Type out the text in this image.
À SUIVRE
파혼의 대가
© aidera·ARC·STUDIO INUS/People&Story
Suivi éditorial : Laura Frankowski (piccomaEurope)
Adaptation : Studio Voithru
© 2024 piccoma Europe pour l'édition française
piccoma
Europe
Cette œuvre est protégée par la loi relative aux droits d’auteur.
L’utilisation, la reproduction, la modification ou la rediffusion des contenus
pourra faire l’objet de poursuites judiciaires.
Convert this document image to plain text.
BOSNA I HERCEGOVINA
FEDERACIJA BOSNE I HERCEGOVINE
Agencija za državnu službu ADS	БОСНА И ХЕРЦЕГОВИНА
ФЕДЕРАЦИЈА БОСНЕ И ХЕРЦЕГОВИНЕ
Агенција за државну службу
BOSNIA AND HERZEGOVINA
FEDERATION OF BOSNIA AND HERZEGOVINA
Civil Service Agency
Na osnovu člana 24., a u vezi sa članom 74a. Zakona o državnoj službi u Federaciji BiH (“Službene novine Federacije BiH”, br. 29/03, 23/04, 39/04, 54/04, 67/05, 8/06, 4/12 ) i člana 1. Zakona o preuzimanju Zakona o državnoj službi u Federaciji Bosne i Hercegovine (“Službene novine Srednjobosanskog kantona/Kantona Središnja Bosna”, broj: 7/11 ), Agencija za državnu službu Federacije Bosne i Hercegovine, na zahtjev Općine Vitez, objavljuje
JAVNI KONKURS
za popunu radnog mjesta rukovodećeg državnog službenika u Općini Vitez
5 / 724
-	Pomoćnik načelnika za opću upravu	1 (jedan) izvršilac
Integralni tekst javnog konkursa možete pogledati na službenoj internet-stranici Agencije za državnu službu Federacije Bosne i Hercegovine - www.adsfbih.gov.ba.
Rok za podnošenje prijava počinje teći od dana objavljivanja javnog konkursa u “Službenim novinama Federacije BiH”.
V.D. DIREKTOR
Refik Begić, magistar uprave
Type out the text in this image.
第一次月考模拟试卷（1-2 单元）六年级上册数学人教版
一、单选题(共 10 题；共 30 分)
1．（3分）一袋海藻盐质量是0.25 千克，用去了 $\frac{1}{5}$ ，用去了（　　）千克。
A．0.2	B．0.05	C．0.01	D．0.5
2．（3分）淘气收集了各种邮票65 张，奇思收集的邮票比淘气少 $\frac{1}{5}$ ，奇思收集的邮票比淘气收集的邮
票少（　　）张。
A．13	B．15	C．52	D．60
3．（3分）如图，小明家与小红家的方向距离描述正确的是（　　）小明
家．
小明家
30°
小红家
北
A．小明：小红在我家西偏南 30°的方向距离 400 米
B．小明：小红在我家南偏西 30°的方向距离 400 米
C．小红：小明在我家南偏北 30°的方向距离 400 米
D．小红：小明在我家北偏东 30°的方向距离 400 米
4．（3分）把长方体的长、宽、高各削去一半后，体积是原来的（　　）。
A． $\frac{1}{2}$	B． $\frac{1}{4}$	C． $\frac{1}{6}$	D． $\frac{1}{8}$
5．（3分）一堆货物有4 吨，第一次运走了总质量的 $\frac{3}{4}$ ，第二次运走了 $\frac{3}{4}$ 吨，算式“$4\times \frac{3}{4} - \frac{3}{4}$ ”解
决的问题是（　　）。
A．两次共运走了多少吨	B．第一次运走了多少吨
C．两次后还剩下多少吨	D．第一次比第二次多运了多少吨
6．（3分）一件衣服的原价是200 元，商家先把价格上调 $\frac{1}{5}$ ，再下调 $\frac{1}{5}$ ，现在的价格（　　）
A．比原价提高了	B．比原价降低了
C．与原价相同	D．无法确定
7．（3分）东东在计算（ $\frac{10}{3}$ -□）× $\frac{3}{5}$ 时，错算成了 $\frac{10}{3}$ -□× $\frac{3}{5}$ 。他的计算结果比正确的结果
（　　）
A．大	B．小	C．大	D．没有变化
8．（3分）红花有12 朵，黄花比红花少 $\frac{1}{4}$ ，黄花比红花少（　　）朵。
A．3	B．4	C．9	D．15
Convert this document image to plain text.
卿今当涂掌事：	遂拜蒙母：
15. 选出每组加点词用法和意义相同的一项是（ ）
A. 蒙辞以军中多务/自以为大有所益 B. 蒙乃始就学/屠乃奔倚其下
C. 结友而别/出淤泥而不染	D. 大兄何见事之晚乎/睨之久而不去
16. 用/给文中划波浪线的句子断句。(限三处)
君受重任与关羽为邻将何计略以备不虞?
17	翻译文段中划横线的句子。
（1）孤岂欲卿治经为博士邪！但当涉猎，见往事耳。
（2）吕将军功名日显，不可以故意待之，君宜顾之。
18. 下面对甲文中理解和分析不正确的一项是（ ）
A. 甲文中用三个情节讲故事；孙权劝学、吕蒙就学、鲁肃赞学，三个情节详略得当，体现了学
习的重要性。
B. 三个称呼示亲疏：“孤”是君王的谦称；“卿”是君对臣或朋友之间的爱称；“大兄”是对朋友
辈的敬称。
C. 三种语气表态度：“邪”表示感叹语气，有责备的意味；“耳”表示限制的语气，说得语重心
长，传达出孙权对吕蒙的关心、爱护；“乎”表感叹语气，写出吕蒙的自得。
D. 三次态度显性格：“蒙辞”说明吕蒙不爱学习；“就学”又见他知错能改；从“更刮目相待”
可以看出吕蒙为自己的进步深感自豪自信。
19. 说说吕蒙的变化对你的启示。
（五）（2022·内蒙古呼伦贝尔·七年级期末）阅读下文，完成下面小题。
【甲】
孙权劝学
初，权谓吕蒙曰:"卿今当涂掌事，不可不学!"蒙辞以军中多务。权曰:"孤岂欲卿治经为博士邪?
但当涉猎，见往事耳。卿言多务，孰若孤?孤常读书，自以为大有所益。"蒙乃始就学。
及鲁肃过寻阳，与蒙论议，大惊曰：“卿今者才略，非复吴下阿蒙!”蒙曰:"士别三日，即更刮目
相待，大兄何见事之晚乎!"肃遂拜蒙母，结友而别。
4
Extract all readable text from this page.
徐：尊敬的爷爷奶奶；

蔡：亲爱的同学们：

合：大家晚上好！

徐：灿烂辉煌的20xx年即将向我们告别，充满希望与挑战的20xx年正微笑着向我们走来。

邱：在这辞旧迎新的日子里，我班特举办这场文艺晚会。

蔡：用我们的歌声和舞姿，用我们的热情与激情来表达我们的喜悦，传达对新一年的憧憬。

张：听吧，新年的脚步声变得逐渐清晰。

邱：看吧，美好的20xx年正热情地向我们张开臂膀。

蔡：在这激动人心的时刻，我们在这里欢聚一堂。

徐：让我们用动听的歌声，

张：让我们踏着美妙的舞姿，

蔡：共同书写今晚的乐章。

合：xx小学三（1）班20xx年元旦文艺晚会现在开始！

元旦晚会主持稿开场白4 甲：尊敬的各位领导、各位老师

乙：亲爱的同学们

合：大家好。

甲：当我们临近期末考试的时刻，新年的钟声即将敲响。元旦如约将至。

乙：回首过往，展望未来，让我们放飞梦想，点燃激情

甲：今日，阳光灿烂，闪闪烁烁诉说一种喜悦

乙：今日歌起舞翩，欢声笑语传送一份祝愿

__EXERCISE__:
In the entries above, some lines may contain the string "但当涉猎"; report how many, without additional comment.

__EXERCISE SOLUTION__:
2